Records for the task:
--------

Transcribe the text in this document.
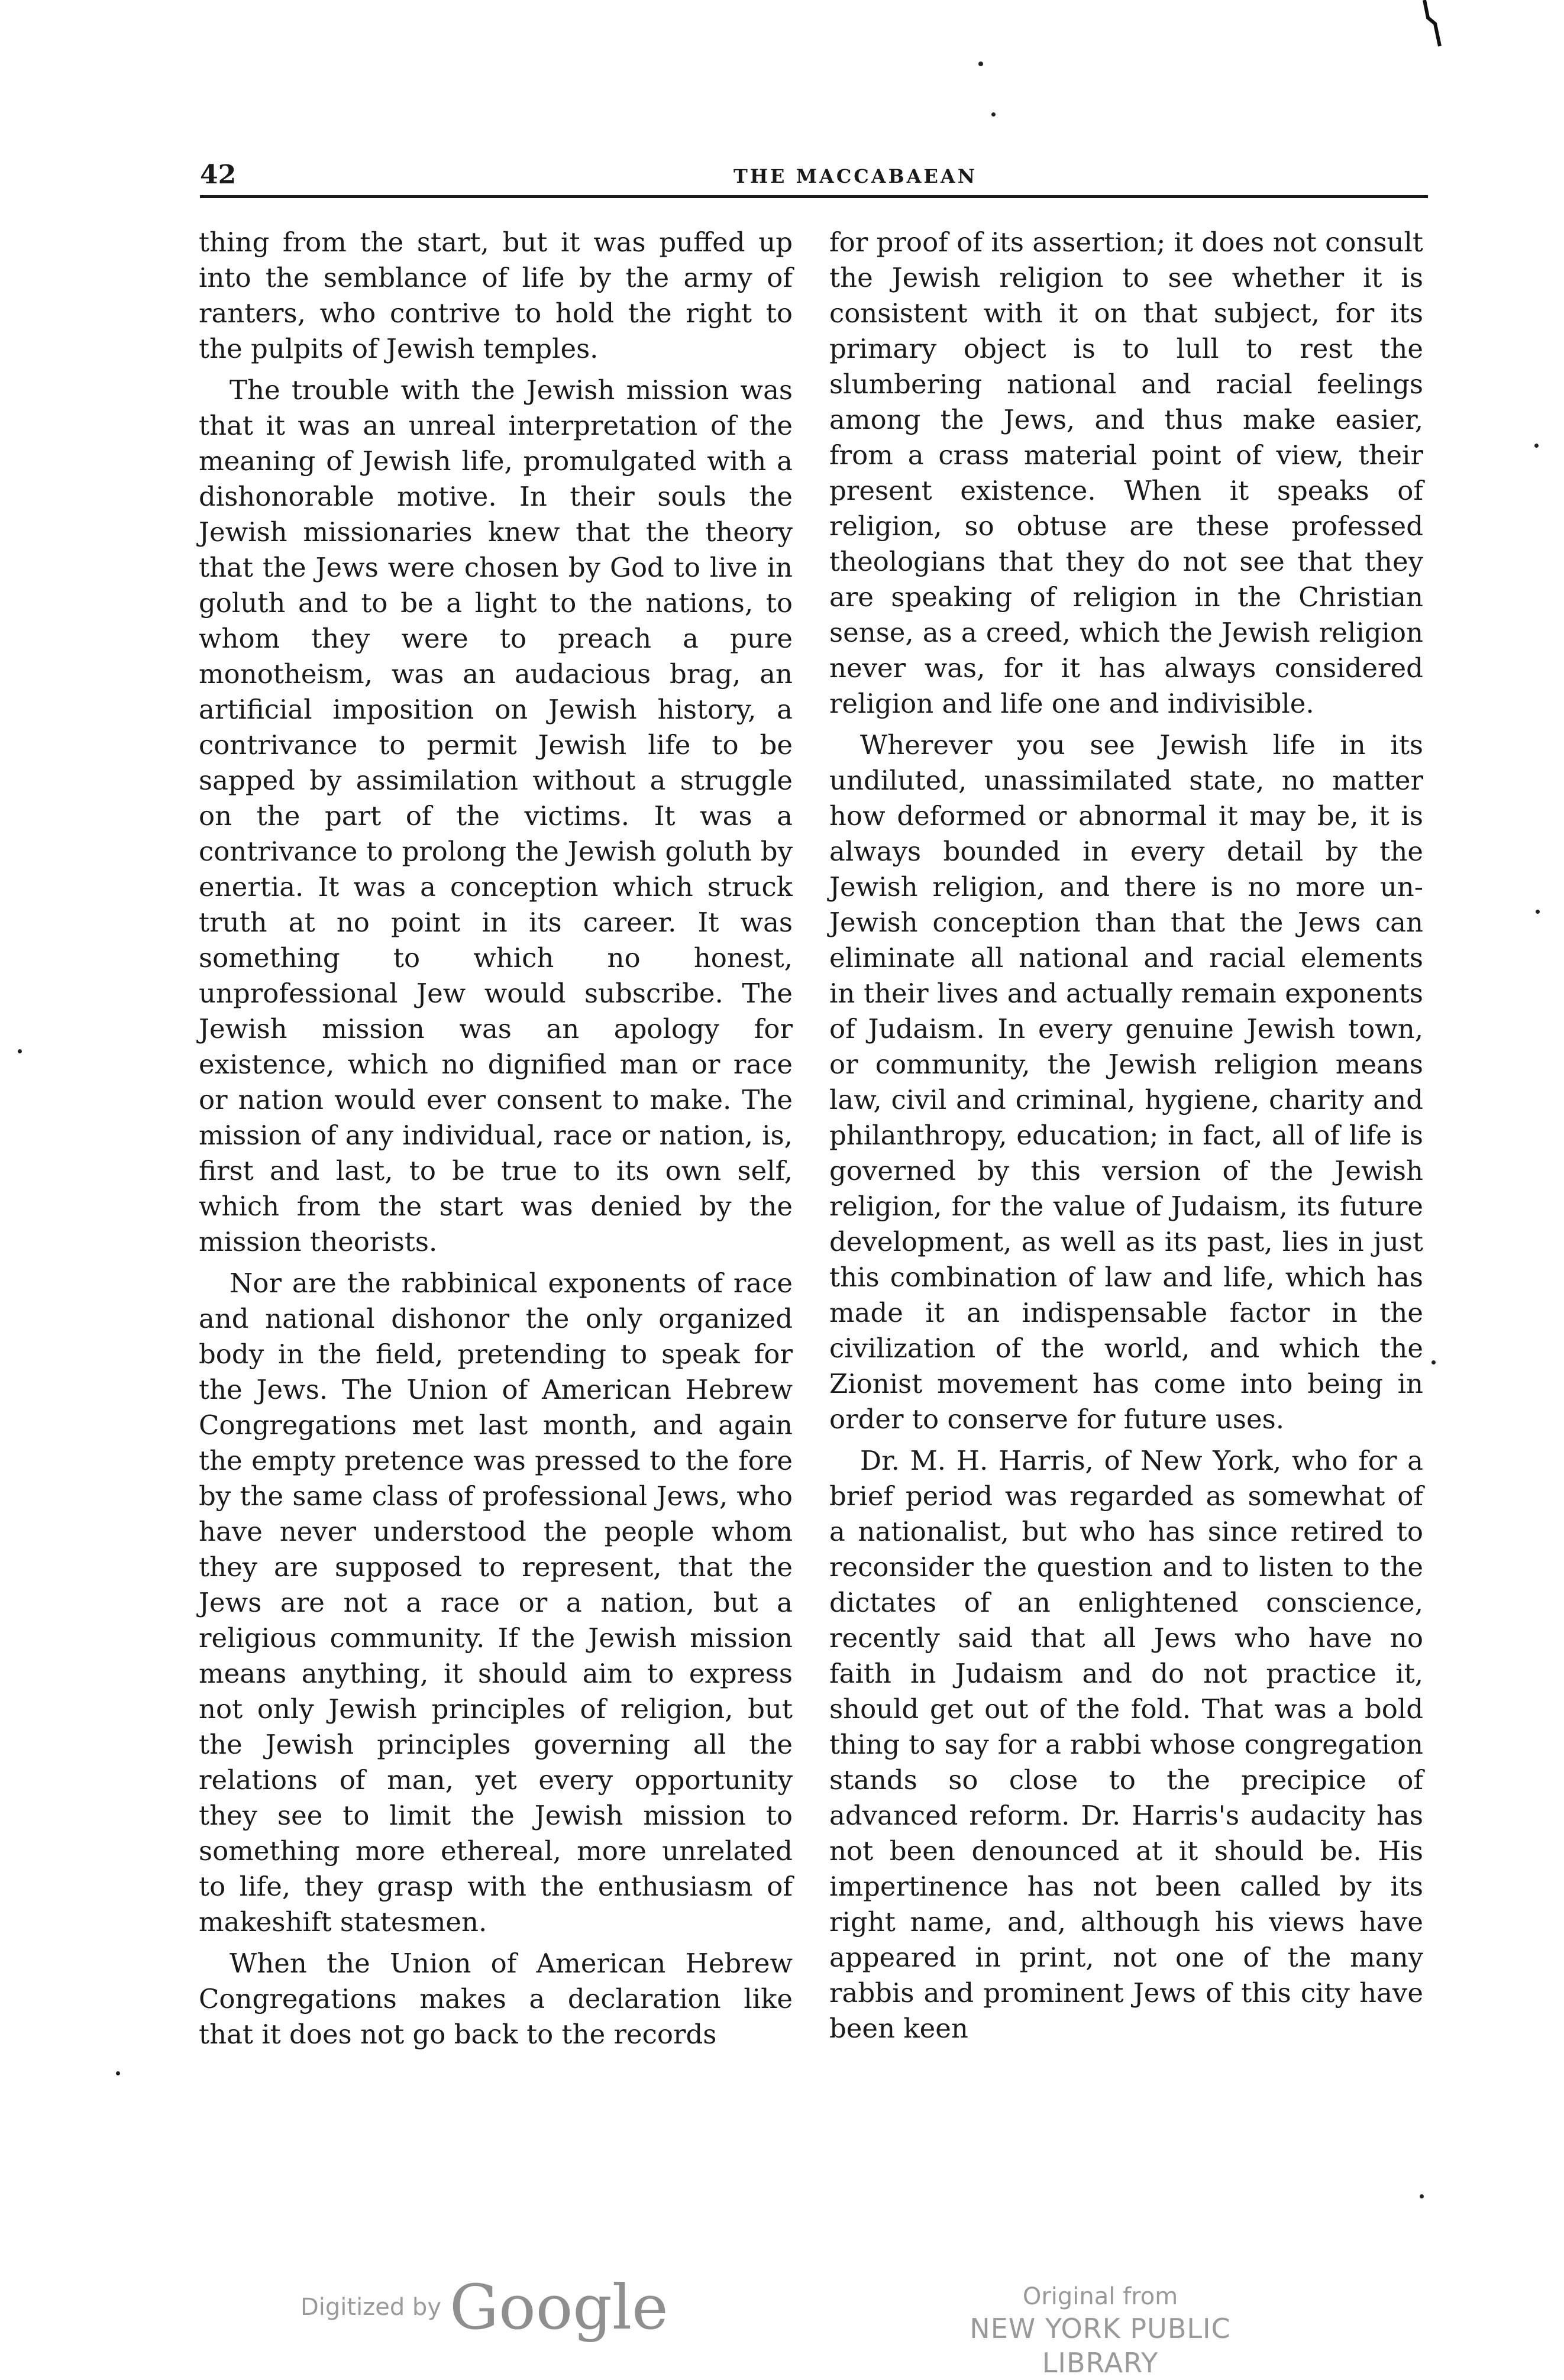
42	THE MACCABAEAN

thing from the start, but it was puffed up into the semblance of life by the army of ranters, who contrive to hold the right to the pulpits of Jewish temples.

The trouble with the Jewish mission was that it was an unreal interpretation of the meaning of Jewish life, promulgated with a dishonorable motive. In their souls the Jewish missionaries knew that the theory that the Jews were chosen by God to live in goluth and to be a light to the nations, to whom they were to preach a pure monotheism, was an audacious brag, an artificial imposition on Jewish history, a contrivance to permit Jewish life to be sapped by assimilation without a struggle on the part of the victims. It was a contrivance to prolong the Jewish goluth by enertia. It was a conception which struck truth at no point in its career. It was something to which no honest, unprofessional Jew would subscribe. The Jewish mission was an apology for existence, which no dignified man or race or nation would ever consent to make. The mission of any individual, race or nation, is, first and last, to be true to its own self, which from the start was denied by the mission theorists.

Nor are the rabbinical exponents of race and national dishonor the only organized body in the field, pretending to speak for the Jews. The Union of American Hebrew Congregations met last month, and again the empty pretence was pressed to the fore by the same class of professional Jews, who have never understood the people whom they are supposed to represent, that the Jews are not a race or a nation, but a religious community. If the Jewish mission means anything, it should aim to express not only Jewish principles of religion, but the Jewish principles governing all the relations of man, yet every opportunity they see to limit the Jewish mission to something more ethereal, more unrelated to life, they grasp with the enthusiasm of makeshift statesmen.

When the Union of American Hebrew Congregations makes a declaration like that it does not go back to the records

for proof of its assertion; it does not consult the Jewish religion to see whether it is consistent with it on that subject, for its primary object is to lull to rest the slumbering national and racial feelings among the Jews, and thus make easier, from a crass material point of view, their present existence. When it speaks of religion, so obtuse are these professed theologians that they do not see that they are speaking of religion in the Christian sense, as a creed, which the Jewish religion never was, for it has always considered religion and life one and indivisible.

Wherever you see Jewish life in its undiluted, unassimilated state, no matter how deformed or abnormal it may be, it is always bounded in every detail by the Jewish religion, and there is no more un-Jewish conception than that the Jews can eliminate all national and racial elements in their lives and actually remain exponents of Judaism. In every genuine Jewish town, or community, the Jewish religion means law, civil and criminal, hygiene, charity and philanthropy, education; in fact, all of life is governed by this version of the Jewish religion, for the value of Judaism, its future development, as well as its past, lies in just this combination of law and life, which has made it an indispensable factor in the civilization of the world, and which the Zionist movement has come into being in order to conserve for future uses.

Dr. M. H. Harris, of New York, who for a brief period was regarded as somewhat of a nationalist, but who has since retired to reconsider the question and to listen to the dictates of an enlightened conscience, recently said that all Jews who have no faith in Judaism and do not practice it, should get out of the fold. That was a bold thing to say for a rabbi whose congregation stands so close to the precipice of advanced reform. Dr. Harris's audacity has not been denounced at it should be. His impertinence has not been called by its right name, and, although his views have appeared in print, not one of the many rabbis and prominent Jews of this city have been keen

Digitized by Google	Original from
NEW YORK PUBLIC LIBRARY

--------

What is expected: Strip the images and reproduce the remaining records precisely.

Result of this task:
Transcribe the text in this document.
42	THE MACCABAEAN

thing from the start, but it was puffed up into the semblance of life by the army of ranters, who contrive to hold the right to the pulpits of Jewish temples.

The trouble with the Jewish mission was that it was an unreal interpretation of the meaning of Jewish life, promulgated with a dishonorable motive. In their souls the Jewish missionaries knew that the theory that the Jews were chosen by God to live in goluth and to be a light to the nations, to whom they were to preach a pure monotheism, was an audacious brag, an artificial imposition on Jewish history, a contrivance to permit Jewish life to be sapped by assimilation without a struggle on the part of the victims. It was a contrivance to prolong the Jewish goluth by enertia. It was a conception which struck truth at no point in its career. It was something to which no honest, unprofessional Jew would subscribe. The Jewish mission was an apology for existence, which no dignified man or race or nation would ever consent to make. The mission of any individual, race or nation, is, first and last, to be true to its own self, which from the start was denied by the mission theorists.

Nor are the rabbinical exponents of race and national dishonor the only organized body in the field, pretending to speak for the Jews. The Union of American Hebrew Congregations met last month, and again the empty pretence was pressed to the fore by the same class of professional Jews, who have never understood the people whom they are supposed to represent, that the Jews are not a race or a nation, but a religious community. If the Jewish mission means anything, it should aim to express not only Jewish principles of religion, but the Jewish principles governing all the relations of man, yet every opportunity they see to limit the Jewish mission to something more ethereal, more unrelated to life, they grasp with the enthusiasm of makeshift statesmen.

When the Union of American Hebrew Congregations makes a declaration like that it does not go back to the records

for proof of its assertion; it does not consult the Jewish religion to see whether it is consistent with it on that subject, for its primary object is to lull to rest the slumbering national and racial feelings among the Jews, and thus make easier, from a crass material point of view, their present existence. When it speaks of religion, so obtuse are these professed theologians that they do not see that they are speaking of religion in the Christian sense, as a creed, which the Jewish religion never was, for it has always considered religion and life one and indivisible.

Wherever you see Jewish life in its undiluted, unassimilated state, no matter how deformed or abnormal it may be, it is always bounded in every detail by the Jewish religion, and there is no more un-Jewish conception than that the Jews can eliminate all national and racial elements in their lives and actually remain exponents of Judaism. In every genuine Jewish town, or community, the Jewish religion means law, civil and criminal, hygiene, charity and philanthropy, education; in fact, all of life is governed by this version of the Jewish religion, for the value of Judaism, its future development, as well as its past, lies in just this combination of law and life, which has made it an indispensable factor in the civilization of the world, and which the Zionist movement has come into being in order to conserve for future uses.

Dr. M. H. Harris, of New York, who for a brief period was regarded as somewhat of a nationalist, but who has since retired to reconsider the question and to listen to the dictates of an enlightened conscience, recently said that all Jews who have no faith in Judaism and do not practice it, should get out of the fold. That was a bold thing to say for a rabbi whose congregation stands so close to the precipice of advanced reform. Dr. Harris's audacity has not been denounced at it should be. His impertinence has not been called by its right name, and, although his views have appeared in print, not one of the many rabbis and prominent Jews of this city have been keen

Digitized by Google	Original from
NEW YORK PUBLIC LIBRARY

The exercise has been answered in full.